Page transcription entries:
Segment Open

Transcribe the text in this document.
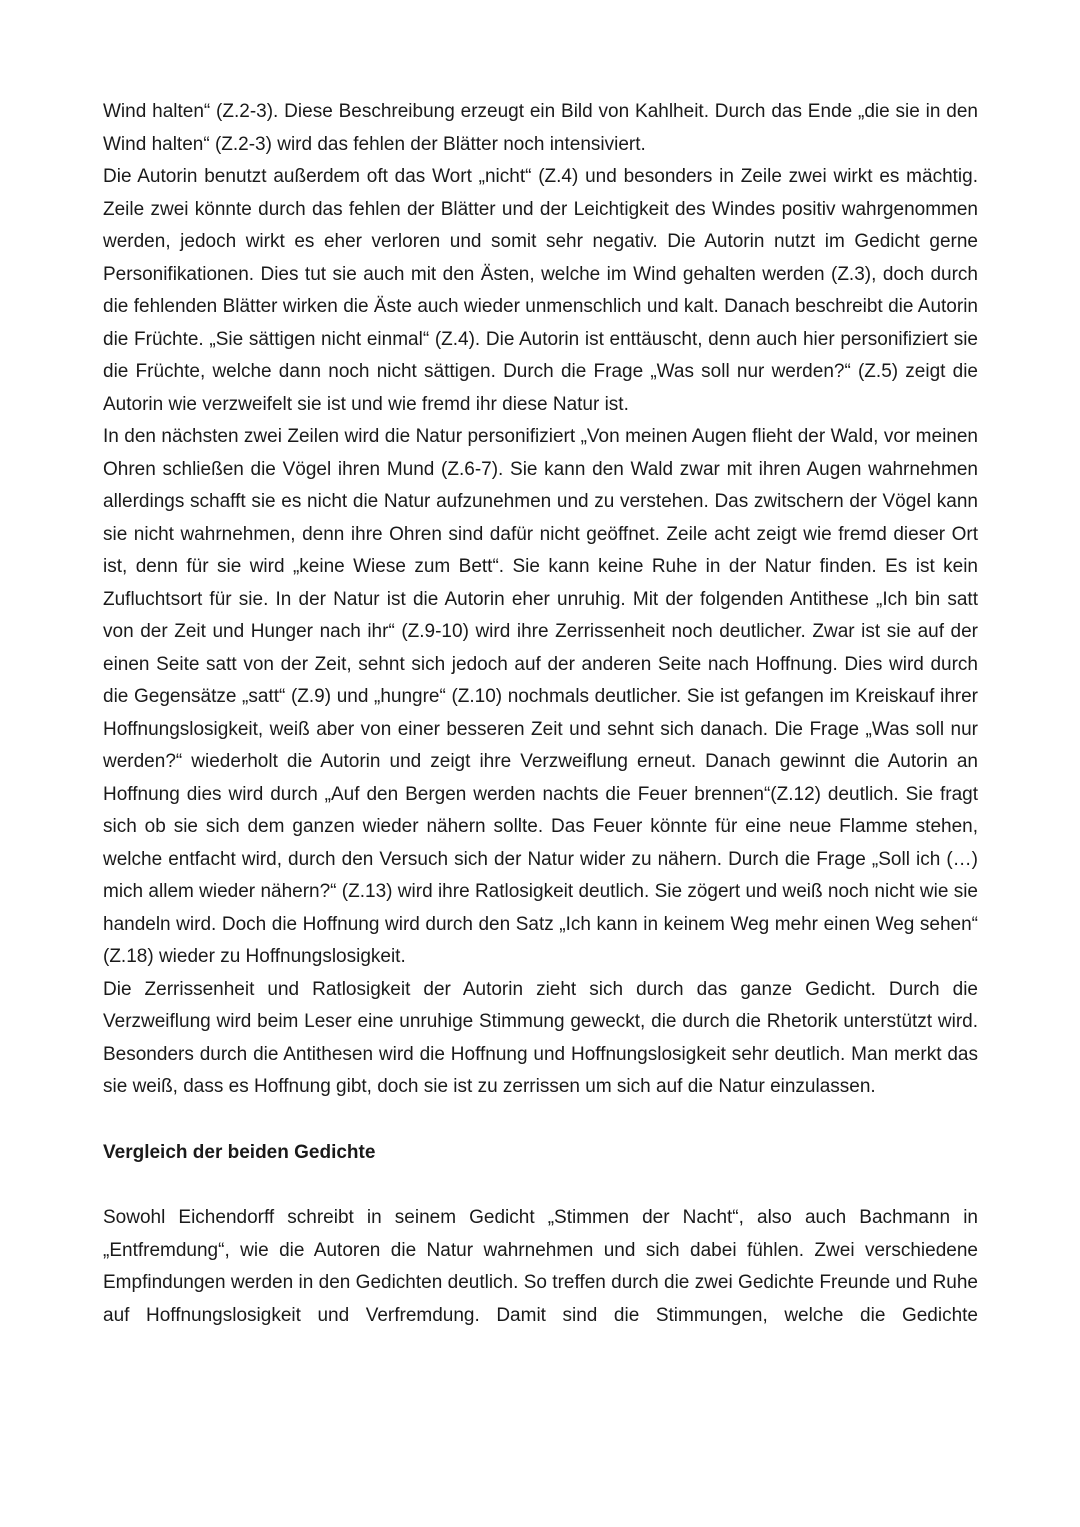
Wind halten“ (Z.2-3). Diese Beschreibung erzeugt ein Bild von Kahlheit. Durch das Ende „die sie in den Wind halten“ (Z.2-3) wird das fehlen der Blätter noch intensiviert.

Die Autorin benutzt außerdem oft das Wort „nicht“ (Z.4) und besonders in Zeile zwei wirkt es mächtig. Zeile zwei könnte durch das fehlen der Blätter und der Leichtigkeit des Windes positiv wahrgenommen werden, jedoch wirkt es eher verloren und somit sehr negativ. Die Autorin nutzt im Gedicht gerne Personifikationen. Dies tut sie auch mit den Ästen, welche im Wind gehalten werden (Z.3), doch durch die fehlenden Blätter wirken die Äste auch wieder unmenschlich und kalt. Danach beschreibt die Autorin die Früchte. „Sie sättigen nicht einmal“ (Z.4). Die Autorin ist enttäuscht, denn auch hier personifiziert sie die Früchte, welche dann noch nicht sättigen. Durch die Frage „Was soll nur werden?“ (Z.5) zeigt die Autorin wie verzweifelt sie ist und wie fremd ihr diese Natur ist.

In den nächsten zwei Zeilen wird die Natur personifiziert „Von meinen Augen flieht der Wald, vor meinen Ohren schließen die Vögel ihren Mund (Z.6-7). Sie kann den Wald zwar mit ihren Augen wahrnehmen allerdings schafft sie es nicht die Natur aufzunehmen und zu verstehen. Das zwitschern der Vögel kann sie nicht wahrnehmen, denn ihre Ohren sind dafür nicht geöffnet. Zeile acht zeigt wie fremd dieser Ort ist, denn für sie wird „keine Wiese zum Bett“. Sie kann keine Ruhe in der Natur finden. Es ist kein Zufluchtsort für sie. In der Natur ist die Autorin eher unruhig. Mit der folgenden Antithese „Ich bin satt von der Zeit und Hunger nach ihr“ (Z.9-10) wird ihre Zerrissenheit noch deutlicher. Zwar ist sie auf der einen Seite satt von der Zeit, sehnt sich jedoch auf der anderen Seite nach Hoffnung. Dies wird durch die Gegensätze „satt“ (Z.9) und „hungre“ (Z.10) nochmals deutlicher. Sie ist gefangen im Kreiskauf ihrer Hoffnungslosigkeit, weiß aber von einer besseren Zeit und sehnt sich danach. Die Frage „Was soll nur werden?“ wiederholt die Autorin und zeigt ihre Verzweiflung erneut. Danach gewinnt die Autorin an Hoffnung dies wird durch „Auf den Bergen werden nachts die Feuer brennen“(Z.12) deutlich. Sie fragt sich ob sie sich dem ganzen wieder nähern sollte. Das Feuer könnte für eine neue Flamme stehen, welche entfacht wird, durch den Versuch sich der Natur wider zu nähern. Durch die Frage „Soll ich (…) mich allem wieder nähern?“ (Z.13) wird ihre Ratlosigkeit deutlich. Sie zögert und weiß noch nicht wie sie handeln wird. Doch die Hoffnung wird durch den Satz „Ich kann in keinem Weg mehr einen Weg sehen“ (Z.18) wieder zu Hoffnungslosigkeit.

Die Zerrissenheit und Ratlosigkeit der Autorin zieht sich durch das ganze Gedicht. Durch die Verzweiflung wird beim Leser eine unruhige Stimmung geweckt, die durch die Rhetorik unterstützt wird. Besonders durch die Antithesen wird die Hoffnung und Hoffnungslosigkeit sehr deutlich. Man merkt das sie weiß, dass es Hoffnung gibt, doch sie ist zu zerrissen um sich auf die Natur einzulassen.

Vergleich der beiden Gedichte

Sowohl Eichendorff schreibt in seinem Gedicht „Stimmen der Nacht“, also auch Bachmann in „Entfremdung“, wie die Autoren die Natur wahrnehmen und sich dabei fühlen. Zwei verschiedene Empfindungen werden in den Gedichten deutlich. So treffen durch die zwei Gedichte Freunde und Ruhe auf Hoffnungslosigkeit und Verfremdung. Damit sind die Stimmungen, welche die Gedichte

Segment Closed

*DIRECTIONS FOR THIS TASK:* Retype all entries above verbatim; no pictures belong in the copy.

*ANSWER SECTION:*
Transcribe the text in this document.
Wind halten“ (Z.2-3). Diese Beschreibung erzeugt ein Bild von Kahlheit. Durch das Ende „die sie in den Wind halten“ (Z.2-3) wird das fehlen der Blätter noch intensiviert.

Die Autorin benutzt außerdem oft das Wort „nicht“ (Z.4) und besonders in Zeile zwei wirkt es mächtig. Zeile zwei könnte durch das fehlen der Blätter und der Leichtigkeit des Windes positiv wahrgenommen werden, jedoch wirkt es eher verloren und somit sehr negativ. Die Autorin nutzt im Gedicht gerne Personifikationen. Dies tut sie auch mit den Ästen, welche im Wind gehalten werden (Z.3), doch durch die fehlenden Blätter wirken die Äste auch wieder unmenschlich und kalt. Danach beschreibt die Autorin die Früchte. „Sie sättigen nicht einmal“ (Z.4). Die Autorin ist enttäuscht, denn auch hier personifiziert sie die Früchte, welche dann noch nicht sättigen. Durch die Frage „Was soll nur werden?“ (Z.5) zeigt die Autorin wie verzweifelt sie ist und wie fremd ihr diese Natur ist.

In den nächsten zwei Zeilen wird die Natur personifiziert „Von meinen Augen flieht der Wald, vor meinen Ohren schließen die Vögel ihren Mund (Z.6-7). Sie kann den Wald zwar mit ihren Augen wahrnehmen allerdings schafft sie es nicht die Natur aufzunehmen und zu verstehen. Das zwitschern der Vögel kann sie nicht wahrnehmen, denn ihre Ohren sind dafür nicht geöffnet. Zeile acht zeigt wie fremd dieser Ort ist, denn für sie wird „keine Wiese zum Bett“. Sie kann keine Ruhe in der Natur finden. Es ist kein Zufluchtsort für sie. In der Natur ist die Autorin eher unruhig. Mit der folgenden Antithese „Ich bin satt von der Zeit und Hunger nach ihr“ (Z.9-10) wird ihre Zerrissenheit noch deutlicher. Zwar ist sie auf der einen Seite satt von der Zeit, sehnt sich jedoch auf der anderen Seite nach Hoffnung. Dies wird durch die Gegensätze „satt“ (Z.9) und „hungre“ (Z.10) nochmals deutlicher. Sie ist gefangen im Kreiskauf ihrer Hoffnungslosigkeit, weiß aber von einer besseren Zeit und sehnt sich danach. Die Frage „Was soll nur werden?“ wiederholt die Autorin und zeigt ihre Verzweiflung erneut. Danach gewinnt die Autorin an Hoffnung dies wird durch „Auf den Bergen werden nachts die Feuer brennen“(Z.12) deutlich. Sie fragt sich ob sie sich dem ganzen wieder nähern sollte. Das Feuer könnte für eine neue Flamme stehen, welche entfacht wird, durch den Versuch sich der Natur wider zu nähern. Durch die Frage „Soll ich (…) mich allem wieder nähern?“ (Z.13) wird ihre Ratlosigkeit deutlich. Sie zögert und weiß noch nicht wie sie handeln wird. Doch die Hoffnung wird durch den Satz „Ich kann in keinem Weg mehr einen Weg sehen“ (Z.18) wieder zu Hoffnungslosigkeit.

Die Zerrissenheit und Ratlosigkeit der Autorin zieht sich durch das ganze Gedicht. Durch die Verzweiflung wird beim Leser eine unruhige Stimmung geweckt, die durch die Rhetorik unterstützt wird. Besonders durch die Antithesen wird die Hoffnung und Hoffnungslosigkeit sehr deutlich. Man merkt das sie weiß, dass es Hoffnung gibt, doch sie ist zu zerrissen um sich auf die Natur einzulassen.

Vergleich der beiden Gedichte

Sowohl Eichendorff schreibt in seinem Gedicht „Stimmen der Nacht“, also auch Bachmann in „Entfremdung“, wie die Autoren die Natur wahrnehmen und sich dabei fühlen. Zwei verschiedene Empfindungen werden in den Gedichten deutlich. So treffen durch die zwei Gedichte Freunde und Ruhe auf Hoffnungslosigkeit und Verfremdung. Damit sind die Stimmungen, welche die Gedichte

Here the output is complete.